### [DIRECTIVE]
Work out how many lines include "einem" and answer with that number only.

### [DATA ENTRIES]
START

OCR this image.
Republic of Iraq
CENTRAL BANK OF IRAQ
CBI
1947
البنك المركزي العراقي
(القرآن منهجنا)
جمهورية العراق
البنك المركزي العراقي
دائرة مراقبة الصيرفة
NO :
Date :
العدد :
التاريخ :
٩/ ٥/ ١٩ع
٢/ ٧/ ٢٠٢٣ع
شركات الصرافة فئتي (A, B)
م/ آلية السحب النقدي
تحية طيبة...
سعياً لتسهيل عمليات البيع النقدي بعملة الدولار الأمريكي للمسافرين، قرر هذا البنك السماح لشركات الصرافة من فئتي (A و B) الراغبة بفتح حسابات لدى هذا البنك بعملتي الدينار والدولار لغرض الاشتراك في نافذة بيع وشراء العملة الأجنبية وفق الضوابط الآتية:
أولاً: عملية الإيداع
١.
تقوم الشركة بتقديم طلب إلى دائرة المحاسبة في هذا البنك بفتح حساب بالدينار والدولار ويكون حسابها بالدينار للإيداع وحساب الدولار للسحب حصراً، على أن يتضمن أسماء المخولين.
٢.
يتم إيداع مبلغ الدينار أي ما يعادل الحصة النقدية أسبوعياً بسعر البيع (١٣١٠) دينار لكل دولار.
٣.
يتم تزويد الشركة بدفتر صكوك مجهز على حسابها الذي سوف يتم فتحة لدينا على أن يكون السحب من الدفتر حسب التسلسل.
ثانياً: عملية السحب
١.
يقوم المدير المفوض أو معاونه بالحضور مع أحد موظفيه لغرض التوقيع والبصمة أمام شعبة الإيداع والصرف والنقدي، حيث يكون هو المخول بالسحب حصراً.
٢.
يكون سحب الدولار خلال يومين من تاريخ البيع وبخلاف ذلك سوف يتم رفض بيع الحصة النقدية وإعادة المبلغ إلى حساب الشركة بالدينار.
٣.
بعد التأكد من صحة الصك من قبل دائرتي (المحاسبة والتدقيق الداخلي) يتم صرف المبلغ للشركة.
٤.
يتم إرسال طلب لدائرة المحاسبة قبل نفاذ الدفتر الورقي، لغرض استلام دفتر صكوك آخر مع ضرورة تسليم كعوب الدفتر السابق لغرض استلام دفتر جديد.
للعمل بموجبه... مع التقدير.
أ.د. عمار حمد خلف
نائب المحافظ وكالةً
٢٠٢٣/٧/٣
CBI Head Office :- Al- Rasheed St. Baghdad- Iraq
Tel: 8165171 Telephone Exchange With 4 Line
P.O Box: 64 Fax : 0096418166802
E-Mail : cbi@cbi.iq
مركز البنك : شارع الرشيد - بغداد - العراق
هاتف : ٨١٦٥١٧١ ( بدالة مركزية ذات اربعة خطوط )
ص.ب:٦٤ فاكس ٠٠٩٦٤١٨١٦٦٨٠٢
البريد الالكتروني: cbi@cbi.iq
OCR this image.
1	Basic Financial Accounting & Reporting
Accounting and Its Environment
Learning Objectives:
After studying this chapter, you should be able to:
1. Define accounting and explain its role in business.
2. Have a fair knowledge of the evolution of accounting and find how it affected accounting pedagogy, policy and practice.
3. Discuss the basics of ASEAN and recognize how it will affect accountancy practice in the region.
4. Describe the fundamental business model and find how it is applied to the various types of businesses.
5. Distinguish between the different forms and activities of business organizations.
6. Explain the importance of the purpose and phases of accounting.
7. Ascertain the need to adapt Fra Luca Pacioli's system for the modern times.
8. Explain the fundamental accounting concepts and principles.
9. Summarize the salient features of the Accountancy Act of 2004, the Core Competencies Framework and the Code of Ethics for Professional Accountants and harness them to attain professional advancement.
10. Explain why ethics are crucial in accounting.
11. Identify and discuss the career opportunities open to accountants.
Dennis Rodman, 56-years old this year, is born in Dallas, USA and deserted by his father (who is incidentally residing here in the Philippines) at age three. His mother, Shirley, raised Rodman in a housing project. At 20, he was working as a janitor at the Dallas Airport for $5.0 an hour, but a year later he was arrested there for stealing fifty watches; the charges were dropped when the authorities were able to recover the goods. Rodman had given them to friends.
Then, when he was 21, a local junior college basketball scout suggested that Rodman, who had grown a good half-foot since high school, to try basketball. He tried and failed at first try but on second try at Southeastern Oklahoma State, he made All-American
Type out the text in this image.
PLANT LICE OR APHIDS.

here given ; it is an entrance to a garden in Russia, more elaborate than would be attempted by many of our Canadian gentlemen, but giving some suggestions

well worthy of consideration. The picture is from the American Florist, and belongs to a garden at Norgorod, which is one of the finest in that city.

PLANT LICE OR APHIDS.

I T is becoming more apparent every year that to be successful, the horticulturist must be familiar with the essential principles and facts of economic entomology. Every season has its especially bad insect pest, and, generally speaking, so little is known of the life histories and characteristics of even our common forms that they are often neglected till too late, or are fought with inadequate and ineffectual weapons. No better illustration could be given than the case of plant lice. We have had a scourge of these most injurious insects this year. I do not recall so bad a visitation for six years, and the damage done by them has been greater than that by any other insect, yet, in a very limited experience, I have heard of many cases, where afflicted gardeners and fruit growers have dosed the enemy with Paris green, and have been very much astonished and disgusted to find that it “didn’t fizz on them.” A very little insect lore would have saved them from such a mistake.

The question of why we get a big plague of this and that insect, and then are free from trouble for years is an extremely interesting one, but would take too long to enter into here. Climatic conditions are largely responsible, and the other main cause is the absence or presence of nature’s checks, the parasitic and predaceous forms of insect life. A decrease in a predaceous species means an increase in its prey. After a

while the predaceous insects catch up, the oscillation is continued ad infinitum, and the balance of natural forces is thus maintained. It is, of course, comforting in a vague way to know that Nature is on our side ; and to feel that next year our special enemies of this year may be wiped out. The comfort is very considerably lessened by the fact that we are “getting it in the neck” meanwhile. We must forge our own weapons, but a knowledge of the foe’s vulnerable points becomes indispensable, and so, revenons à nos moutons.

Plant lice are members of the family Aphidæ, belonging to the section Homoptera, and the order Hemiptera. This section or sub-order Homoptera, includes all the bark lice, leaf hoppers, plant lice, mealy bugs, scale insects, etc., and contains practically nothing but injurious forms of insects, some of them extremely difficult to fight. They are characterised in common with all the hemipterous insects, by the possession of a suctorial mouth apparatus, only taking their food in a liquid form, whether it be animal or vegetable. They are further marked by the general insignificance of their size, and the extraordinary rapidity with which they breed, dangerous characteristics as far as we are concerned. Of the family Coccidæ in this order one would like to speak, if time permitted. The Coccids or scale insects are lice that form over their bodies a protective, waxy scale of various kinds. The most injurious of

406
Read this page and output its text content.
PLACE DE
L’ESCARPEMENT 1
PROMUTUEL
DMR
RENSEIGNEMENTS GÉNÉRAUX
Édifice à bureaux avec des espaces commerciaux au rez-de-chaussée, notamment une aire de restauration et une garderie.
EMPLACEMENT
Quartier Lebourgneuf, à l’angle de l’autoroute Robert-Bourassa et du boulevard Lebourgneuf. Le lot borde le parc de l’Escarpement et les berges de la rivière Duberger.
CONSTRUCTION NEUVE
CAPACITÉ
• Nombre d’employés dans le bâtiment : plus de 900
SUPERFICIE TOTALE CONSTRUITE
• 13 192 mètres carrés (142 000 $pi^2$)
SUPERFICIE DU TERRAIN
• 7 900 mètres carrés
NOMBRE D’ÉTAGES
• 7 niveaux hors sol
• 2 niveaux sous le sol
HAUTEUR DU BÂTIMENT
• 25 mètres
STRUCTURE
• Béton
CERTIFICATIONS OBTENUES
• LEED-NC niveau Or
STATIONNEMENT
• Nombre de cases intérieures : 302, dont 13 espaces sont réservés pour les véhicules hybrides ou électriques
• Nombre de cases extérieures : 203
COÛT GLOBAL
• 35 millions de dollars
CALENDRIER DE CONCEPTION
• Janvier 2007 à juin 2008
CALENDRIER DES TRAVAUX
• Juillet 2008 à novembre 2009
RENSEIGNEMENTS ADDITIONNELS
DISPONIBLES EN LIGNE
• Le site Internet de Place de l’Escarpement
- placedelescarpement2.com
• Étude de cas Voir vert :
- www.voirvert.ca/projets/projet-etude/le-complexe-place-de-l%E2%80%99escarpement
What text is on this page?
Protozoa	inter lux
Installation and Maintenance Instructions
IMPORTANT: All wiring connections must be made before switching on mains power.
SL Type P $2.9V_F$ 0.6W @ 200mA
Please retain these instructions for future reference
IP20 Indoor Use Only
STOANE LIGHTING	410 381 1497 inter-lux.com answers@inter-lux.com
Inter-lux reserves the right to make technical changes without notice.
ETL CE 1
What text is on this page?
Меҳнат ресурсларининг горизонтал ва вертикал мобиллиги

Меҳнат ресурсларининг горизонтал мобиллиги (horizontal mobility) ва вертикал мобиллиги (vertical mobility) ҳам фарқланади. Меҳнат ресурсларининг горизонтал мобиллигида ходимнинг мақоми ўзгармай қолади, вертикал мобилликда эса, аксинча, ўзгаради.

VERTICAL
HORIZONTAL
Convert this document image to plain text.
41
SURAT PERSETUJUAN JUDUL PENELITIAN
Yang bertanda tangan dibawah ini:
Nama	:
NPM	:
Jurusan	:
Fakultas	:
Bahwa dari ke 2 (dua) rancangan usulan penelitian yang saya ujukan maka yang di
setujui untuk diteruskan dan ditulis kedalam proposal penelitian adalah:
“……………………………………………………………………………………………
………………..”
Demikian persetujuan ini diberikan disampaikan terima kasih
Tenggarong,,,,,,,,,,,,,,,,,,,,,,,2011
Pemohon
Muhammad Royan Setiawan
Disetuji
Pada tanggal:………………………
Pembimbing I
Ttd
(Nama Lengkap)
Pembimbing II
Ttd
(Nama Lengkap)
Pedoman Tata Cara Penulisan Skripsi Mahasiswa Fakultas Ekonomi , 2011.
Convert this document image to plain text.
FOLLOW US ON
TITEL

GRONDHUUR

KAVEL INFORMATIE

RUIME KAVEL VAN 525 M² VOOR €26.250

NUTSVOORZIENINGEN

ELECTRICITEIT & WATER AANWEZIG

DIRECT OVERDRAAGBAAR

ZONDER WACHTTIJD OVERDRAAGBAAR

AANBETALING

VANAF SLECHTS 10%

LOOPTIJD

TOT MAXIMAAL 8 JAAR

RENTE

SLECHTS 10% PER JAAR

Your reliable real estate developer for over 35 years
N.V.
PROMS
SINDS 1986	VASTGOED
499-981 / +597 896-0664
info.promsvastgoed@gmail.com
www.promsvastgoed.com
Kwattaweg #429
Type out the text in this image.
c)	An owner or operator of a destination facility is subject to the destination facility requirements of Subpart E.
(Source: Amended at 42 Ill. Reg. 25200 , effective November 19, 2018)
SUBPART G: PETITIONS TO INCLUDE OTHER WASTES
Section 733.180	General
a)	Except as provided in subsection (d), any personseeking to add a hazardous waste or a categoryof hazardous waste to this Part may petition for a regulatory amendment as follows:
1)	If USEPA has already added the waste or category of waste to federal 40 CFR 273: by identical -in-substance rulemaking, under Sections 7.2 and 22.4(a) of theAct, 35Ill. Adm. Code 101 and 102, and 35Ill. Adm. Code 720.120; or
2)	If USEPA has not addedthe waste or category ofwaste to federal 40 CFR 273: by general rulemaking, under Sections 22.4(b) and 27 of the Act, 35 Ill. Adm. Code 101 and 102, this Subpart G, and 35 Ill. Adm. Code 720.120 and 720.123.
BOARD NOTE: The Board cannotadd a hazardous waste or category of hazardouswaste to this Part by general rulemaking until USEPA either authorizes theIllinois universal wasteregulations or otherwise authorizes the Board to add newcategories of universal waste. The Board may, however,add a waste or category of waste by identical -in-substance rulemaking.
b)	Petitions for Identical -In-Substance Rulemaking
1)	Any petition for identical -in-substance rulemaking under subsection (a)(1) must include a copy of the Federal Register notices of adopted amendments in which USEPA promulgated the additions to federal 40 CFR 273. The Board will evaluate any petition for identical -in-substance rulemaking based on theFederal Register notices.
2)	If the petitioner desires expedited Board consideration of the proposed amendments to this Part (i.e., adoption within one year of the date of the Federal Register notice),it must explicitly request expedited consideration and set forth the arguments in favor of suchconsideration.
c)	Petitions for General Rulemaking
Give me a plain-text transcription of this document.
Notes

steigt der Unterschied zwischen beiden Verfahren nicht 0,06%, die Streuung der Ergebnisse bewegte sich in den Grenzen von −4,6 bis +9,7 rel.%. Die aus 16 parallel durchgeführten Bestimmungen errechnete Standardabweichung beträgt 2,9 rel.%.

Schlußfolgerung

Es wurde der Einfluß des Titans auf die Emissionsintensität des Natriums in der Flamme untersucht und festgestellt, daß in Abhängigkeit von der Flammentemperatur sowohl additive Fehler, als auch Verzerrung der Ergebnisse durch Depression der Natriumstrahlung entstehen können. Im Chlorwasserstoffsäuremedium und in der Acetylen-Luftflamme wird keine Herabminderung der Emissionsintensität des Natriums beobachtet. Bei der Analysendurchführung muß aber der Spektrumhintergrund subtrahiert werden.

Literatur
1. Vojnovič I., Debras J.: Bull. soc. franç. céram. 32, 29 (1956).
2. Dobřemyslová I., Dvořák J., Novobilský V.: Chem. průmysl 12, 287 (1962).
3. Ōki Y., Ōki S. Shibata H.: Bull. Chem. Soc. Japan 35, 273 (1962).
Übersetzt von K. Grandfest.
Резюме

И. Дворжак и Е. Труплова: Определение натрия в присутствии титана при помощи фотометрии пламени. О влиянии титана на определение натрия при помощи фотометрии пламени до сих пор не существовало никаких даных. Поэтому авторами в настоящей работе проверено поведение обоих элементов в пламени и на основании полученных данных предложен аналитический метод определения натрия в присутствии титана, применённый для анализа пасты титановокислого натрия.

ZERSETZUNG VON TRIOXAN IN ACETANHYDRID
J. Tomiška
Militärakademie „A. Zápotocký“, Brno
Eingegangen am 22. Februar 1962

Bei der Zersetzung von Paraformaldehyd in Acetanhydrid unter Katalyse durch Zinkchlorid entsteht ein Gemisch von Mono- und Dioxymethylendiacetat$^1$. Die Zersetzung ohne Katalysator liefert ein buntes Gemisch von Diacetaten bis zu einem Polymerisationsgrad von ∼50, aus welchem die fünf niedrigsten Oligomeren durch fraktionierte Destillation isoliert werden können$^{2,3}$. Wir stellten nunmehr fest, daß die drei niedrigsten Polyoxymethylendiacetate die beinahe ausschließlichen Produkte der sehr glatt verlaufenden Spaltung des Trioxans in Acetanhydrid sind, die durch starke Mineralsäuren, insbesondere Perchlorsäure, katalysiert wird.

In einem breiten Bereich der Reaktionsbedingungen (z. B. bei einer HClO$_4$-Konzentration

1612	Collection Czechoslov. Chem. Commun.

END

### [ANSWER TO THIS TASK]
2